== Goal ==
Gather every line that includes the word "FUNCIONAMENTO", please.

== Given data ==
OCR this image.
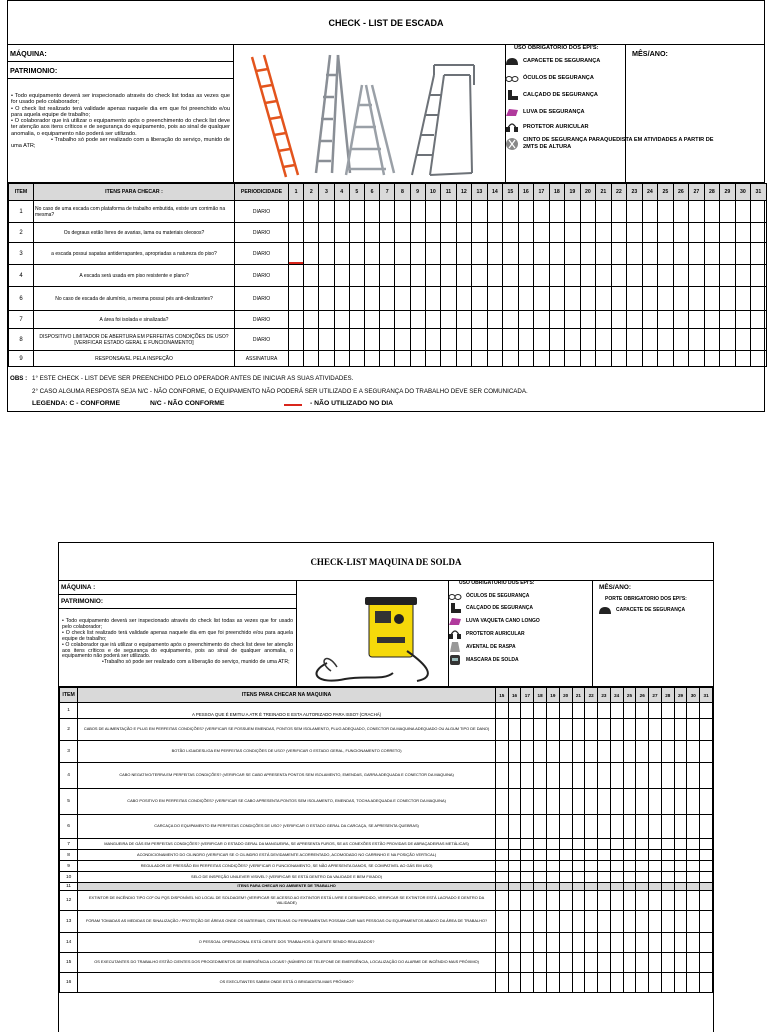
CHECK - LIST DE ESCADA
MÁQUINA:
PATRIMONIO:

• Todo equipamento deverá ser inspecionado através do check list todas as vezes que for usado pelo colaborador;

• O check list realizado terá validade apenas naquele dia em que foi preenchido e/ou para aquela equipe de trabalho;

• O colaborador que irá utilizar o equipamento após o preenchimento do check list deve ter atenção aos itens críticos e de segurança do equipamento, pois ao sinal de qualquer anomalia, o equipamento não poderá ser utilizado.

• Trabalho só pode ser realizado com a liberação do serviço, munido de uma ATR;

USO OBRIGATORIO DOS EPI'S:
CAPACETE DE SEGURANÇA
ÓCULOS DE SEGURANÇA
CALÇADO DE SEGURANÇA
LUVA DE SEGURANÇA
PROTETOR AURICULAR
CINTO DE SEGURANÇA PARAQUEDISTA EM ATIVIDADES A PARTIR DE 2MTS DE ALTURA
MÊS/ANO:
ITEM	ITENS PARA CHECAR :	PERIODICIDADE	1	2	3	4	5	6	7	8	9	10	11	12	13	14	15	16	17	18	19	20	21	22	23	24	25	26	27	28	29	30	31
1	No caso de uma escada com plataforma de trabalho embutida, existe um corrimão na mesma?	DIARIO																															
2	Os degraus estão livres de avarias, lama ou materiais oleosos?	DIARIO																															
3	a escada possui sapatas antiderrapantes, apropriadas a natureza do piso?	DIARIO	

4	A escada será usada em piso resistente e plano?	DIARIO																															
6	No caso de escada de alumínio, a mesma possui pés anti-deslizantes?	DIARIO																															
7	A área foi isolada e sinalizada?	DIARIO																															
8	DISPOSITIVO LIMITADOR DE ABERTURA EM PERFEITAS CONDIÇÕES DE USO? [VERIFICAR ESTADO GERAL E FUNCIONAMENTO]	DIARIO																															
9	RESPONSAVEL PELA INSPEÇÃO	ASSINATURA																															
OBS : 1° ESTE CHECK - LIST DEVE SER PREENCHIDO PELO OPERADOR ANTES DE INICIAR AS SUAS ATIVIDADES.
2° CASO ALGUMA RESPOSTA SEJA N/C - NÃO CONFORME, O EQUIPAMENTO NÃO PODERÁ SER UTILIZADO E A SEGURANÇA DO TRABALHO DEVE SER COMUNICADA.
LEGENDA: C - CONFORME	N/C - NÃO CONFORME	- NÃO UTILIZADO NO DIA
CHECK-LIST MAQUINA DE SOLDA
MÁQUINA :
PATRIMONIO:

• Todo equipamento deverá ser inspecionado através do check list todas as vezes que for usado pelo colaborador;

• O check list realizado terá validade apenas naquele dia em que foi preenchido e/ou para aquela equipe de trabalho;

• O colaborador que irá utilizar o equipamento após o preenchimento do check list deve ter atenção aos itens críticos e de segurança do equipamento, pois ao sinal de qualquer anomalia, o equipamento não poderá ser utilizado.

•Trabalho só pode ser realizado com a liberação do serviço, munido de uma ATR;

USO OBRIGATORIO DOS EPI'S:
ÓCULOS DE SEGURANÇA
CALÇADO DE SEGURANÇA
LUVA VAQUETA CANO LONGO
PROTETOR AURICULAR
AVENTAL DE RASPA
MASCARA DE SOLDA
MÊS/ANO:
PORTE OBRIGATORIO DOS EPI'S:
CAPACETE DE SEGURANÇA
ITEM	ITENS PARA CHECAR NA MAQUINA	15	16	17	18	19	20	21	22	23	24	25	26	27	28	29	30	31
1	A PESSOA QUE É EMITIU A ATR É TREINADO E ESTA AUTORIZADO PARA ISSO? (CRACHÁ)																	
2	CABOS DE ALIMENTAÇÃO E PLUG EM PERFEITAS CONDIÇÕES? (VERIFICAR SE POSSUEM EMENDAS, PONTOS SEM ISOLAMENTO, PLUG ADEQUADO, CONECTOR DA MAQUINA ADEQUADO OU ALGUM TIPO DE DANO)																	
3	BOTÃO LIGA/DESLIGA EM PERFEITAS CONDIÇÕES DE USO? (VERIFICAR O ESTADO GERAL, FUNCIONAMENTO CORRETO)																	
4	CABO NEGATIVO/TERRA EM PERFEITAS CONDIÇÕES? (VERIFICAR SE CABO APRESENTA PONTOS SEM ISOLAMENTO, EMENDAS, GARRA ADEQUADA E CONECTOR DA MAQUINA)																	
5	CABO POSITIVO EM PERFEITAS CONDIÇÕES? (VERIFICAR SE CABO APRESENTA PONTOS SEM ISOLAMENTO, EMENDAS, TOCHA ADEQUADA E CONECTOR DA MAQUINA)																	
6	CARCAÇA DO EQUIPAMENTO EM PERFEITAS CONDIÇÕES DE USO? (VERIFICAR O ESTADO GERAL DA CARCAÇA, SE APRESENTA QUEBRAS)																	
7	MANGUEIRA DE GÁS EM PERFEITAS CONDIÇÕES? (VERIFICAR O ESTADO GERAL DA MANGUEIRA, SE APRESENTA FUROS, SE AS CONEXÕES ESTÃO PROVIDAS DE ABRAÇADEIRAS METÁLICAS)																	
8	ACONDICIONAMENTO DO CILINDRO (VERIFICAR SE O CILINDRO ESTÁ DEVIDAMENTE ACORRENTADO, ACOMODADO NO CARRINHO E NA POSIÇÃO VERTICAL)																	
9	REGULADOR DE PRESSÃO EM PERFEITAS CONDIÇÕES? (VERIFICAR O FUNCIONAMENTO, SE NÃO APRESENTA DANOS, SE COMPATIVEL AO GÁS EM USO)																	
10	SELO DE INSPEÇÃO UNILEVER VISIVEL? (VERIFICAR SE ESTÁ DENTRO DA VALIDADE E BEM FIXADO)																	
11	ITENS PARA CHECAR NO AMBIENTE DE TRABALHO																	
12	EXTINTOR DE INCÊNDIO TIPO CO² OU PQS DISPONÍVEL NO LOCAL DE SOLDAGEM? (VERIFICAR SE ACESSO AO EXTINTOR ESTÁ LIVRE E DESIMPEDIDO, VERIFICAR SE EXTINTOR ESTÁ LACRADO E DENTRO DA VALIDADE)																	
13	FORAM TOMADAS AS MEDIDAS DE SINALIZAÇÃO / PROTEÇÃO DE ÁREAS ONDE OS MATERIAIS, CENTELHAS OU FERRAMENTAS POSSAM CAIR NAS PESSOAS OU EQUIPAMENTOS ABAIXO DA ÁREA DE TRABALHO?																	
14	O PESSOAL OPERACIONAL ESTÁ CIENTE DOS TRABALHOS À QUENTE SENDO REALIZADOS?																	
15	OS EXECUTANTES DO TRABALHO ESTÃO CIENTES DOS PROCEDIMENTOS DE EMERGÊNCIA LOCAIS? (NÚMERO DE TELEFONE DE EMERGÊNCIA, LOCALIZAÇÃO DO ALARME DE INCÊNDIO MAIS PRÓXIMO)																	
16	OS EXECUTANTES SABEM ONDE ESTÁ O BRIGADISTA MAIS PRÓXIMO?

== Reply ==
8	DISPOSITIVO LIMITADOR DE ABERTURA EM PERFEITAS CONDIÇÕES DE USO? [VERIFICAR ESTADO GERAL E FUNCIONAMENTO]	DIARIO																															
3	BOTÃO LIGA/DESLIGA EM PERFEITAS CONDIÇÕES DE USO? (VERIFICAR O ESTADO GERAL, FUNCIONAMENTO CORRETO)																	
9	REGULADOR DE PRESSÃO EM PERFEITAS CONDIÇÕES? (VERIFICAR O FUNCIONAMENTO, SE NÃO APRESENTA DANOS, SE COMPATIVEL AO GÁS EM USO)																	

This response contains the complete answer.